▶ WORK TO DO
Give only the count of lines containing "cdot".

▶ THE DATA

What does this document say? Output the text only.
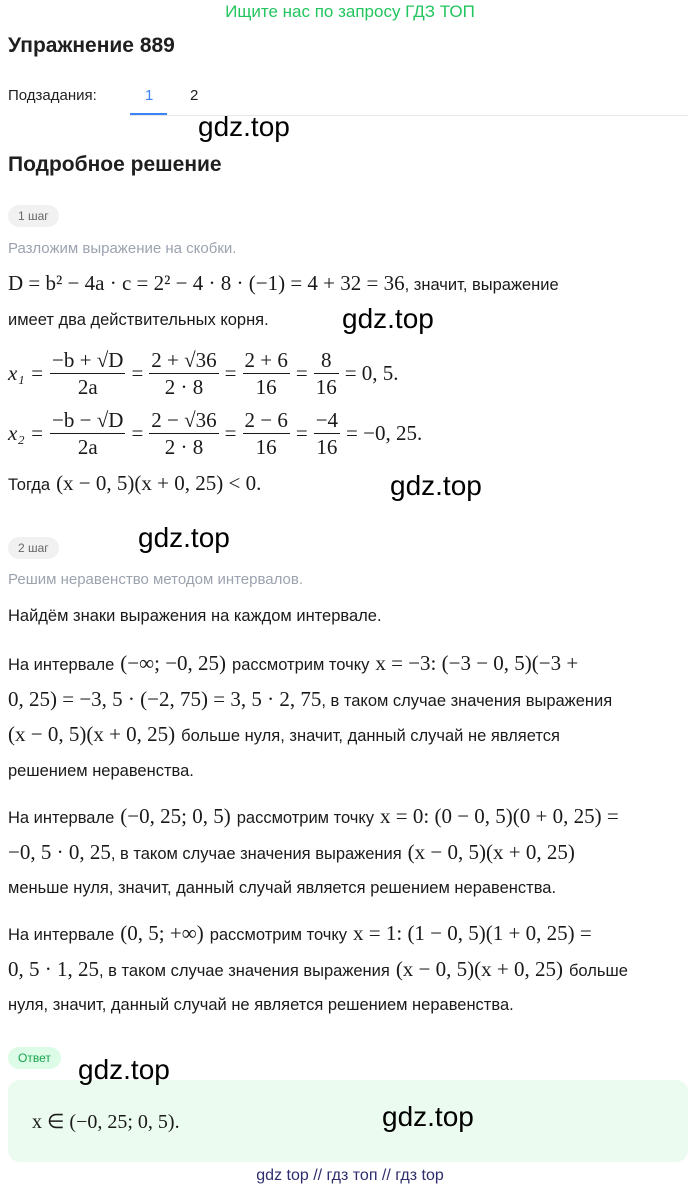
Ищите нас по запросу ГДЗ ТОП
Упражнение 889
Подзадания:	1 2
gdz.top
Подробное решение
1 шаг
Разложим выражение на скобки.
D = b² − 4a · c = 2² − 4 · 8 · (−1) = 4 + 32 = 36 , значит, выражение
имеет два действительных корня.	gdz.top
$x_1 = \frac{-b + √D}{2a} = \frac{2 + √36}{2 \cdot 8} = \frac{2 + 6}{16} = \frac{8}{16} = 0$, 5.
$x_2 = \frac{-b - √D}{2a} = \frac{2 - √36}{2 \cdot 8} = \frac{2 - 6}{16} = \frac{-4}{16} = -0$, 25.
Тогда (x − 0, 5)(x + 0, 25) < 0.	gdz.top
gdz.top
2 шаг
Решим неравенство методом интервалов.
Найдём знаки выражения на каждом интервале.
На интервале (−∞; −0, 25) рассмотрим точку x = −3: (−3 − 0, 5)(−3 +
0, 25) = −3, 5 · (−2, 75) = 3, 5 · 2, 75 , в таком случае значения выражения
(x − 0, 5)(x + 0, 25) больше нуля, значит, данный случай не является
решением неравенства.
На интервале (−0, 25; 0, 5) рассмотрим точку x = 0: (0 − 0, 5)(0 + 0, 25) =
−0, 5 · 0, 25 , в таком случае значения выражения (x − 0, 5)(x + 0, 25)
меньше нуля, значит, данный случай является решением неравенства.
На интервале (0, 5; +∞) рассмотрим точку x = 1: (1 − 0, 5)(1 + 0, 25) =
0, 5 · 1, 25 , в таком случае значения выражения (x − 0, 5)(x + 0, 25) больше
нуля, значит, данный случай не является решением неравенства.
Ответ
x ∈ (−0, 25; 0, 5).
gdz.top
gdz.top
gdz top // гдз топ // гдз top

▶ TASK OUTPUT
2